EXERCISE PROMPT.
Count every line in the entries that follow where the word "data" appears, then state only the total.
------ RECORDS SHOWN ------
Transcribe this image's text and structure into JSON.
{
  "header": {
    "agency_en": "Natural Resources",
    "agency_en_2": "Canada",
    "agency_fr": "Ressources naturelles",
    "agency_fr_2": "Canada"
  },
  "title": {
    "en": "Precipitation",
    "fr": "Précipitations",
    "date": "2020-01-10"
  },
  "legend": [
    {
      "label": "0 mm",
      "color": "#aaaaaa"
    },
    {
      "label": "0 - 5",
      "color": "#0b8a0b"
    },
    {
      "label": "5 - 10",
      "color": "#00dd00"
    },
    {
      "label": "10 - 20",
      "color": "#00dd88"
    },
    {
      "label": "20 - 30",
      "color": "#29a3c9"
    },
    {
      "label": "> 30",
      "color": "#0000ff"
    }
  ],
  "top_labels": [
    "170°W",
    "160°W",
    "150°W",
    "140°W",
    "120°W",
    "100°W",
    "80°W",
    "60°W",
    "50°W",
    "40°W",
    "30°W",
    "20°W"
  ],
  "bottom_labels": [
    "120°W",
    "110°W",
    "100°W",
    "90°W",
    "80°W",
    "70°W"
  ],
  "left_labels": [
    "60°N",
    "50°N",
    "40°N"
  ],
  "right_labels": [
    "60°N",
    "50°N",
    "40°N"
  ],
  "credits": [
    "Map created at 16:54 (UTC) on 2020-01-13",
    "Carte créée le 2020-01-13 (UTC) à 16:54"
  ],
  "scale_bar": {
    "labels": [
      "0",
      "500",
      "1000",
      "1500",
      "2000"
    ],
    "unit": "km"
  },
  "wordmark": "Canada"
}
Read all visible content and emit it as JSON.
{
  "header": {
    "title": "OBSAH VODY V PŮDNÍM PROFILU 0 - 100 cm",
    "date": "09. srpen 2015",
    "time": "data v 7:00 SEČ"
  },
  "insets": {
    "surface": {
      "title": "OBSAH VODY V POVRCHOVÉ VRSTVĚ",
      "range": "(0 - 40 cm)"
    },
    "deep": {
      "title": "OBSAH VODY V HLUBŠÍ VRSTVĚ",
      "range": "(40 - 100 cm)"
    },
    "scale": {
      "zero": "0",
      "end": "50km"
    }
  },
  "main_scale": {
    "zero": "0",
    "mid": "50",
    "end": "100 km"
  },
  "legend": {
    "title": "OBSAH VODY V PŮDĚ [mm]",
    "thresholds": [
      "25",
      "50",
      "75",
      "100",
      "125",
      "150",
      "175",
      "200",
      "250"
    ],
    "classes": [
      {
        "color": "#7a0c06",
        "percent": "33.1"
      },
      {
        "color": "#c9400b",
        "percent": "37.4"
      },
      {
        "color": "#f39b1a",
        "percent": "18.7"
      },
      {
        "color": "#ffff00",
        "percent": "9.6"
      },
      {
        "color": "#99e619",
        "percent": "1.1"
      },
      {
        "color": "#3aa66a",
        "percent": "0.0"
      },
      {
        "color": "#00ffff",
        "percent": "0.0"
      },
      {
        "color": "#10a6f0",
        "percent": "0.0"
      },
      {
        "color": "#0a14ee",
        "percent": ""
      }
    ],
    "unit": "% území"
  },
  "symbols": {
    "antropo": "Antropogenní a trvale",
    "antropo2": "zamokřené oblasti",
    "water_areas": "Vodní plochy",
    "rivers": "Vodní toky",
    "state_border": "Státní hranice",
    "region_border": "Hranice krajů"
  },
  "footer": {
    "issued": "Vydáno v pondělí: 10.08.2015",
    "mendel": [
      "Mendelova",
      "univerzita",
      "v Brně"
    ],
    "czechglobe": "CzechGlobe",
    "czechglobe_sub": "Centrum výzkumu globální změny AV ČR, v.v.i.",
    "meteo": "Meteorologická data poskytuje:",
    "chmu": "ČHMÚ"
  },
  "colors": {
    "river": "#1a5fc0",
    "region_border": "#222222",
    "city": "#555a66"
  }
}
------
RESULT OF THIS EXERCISE.
2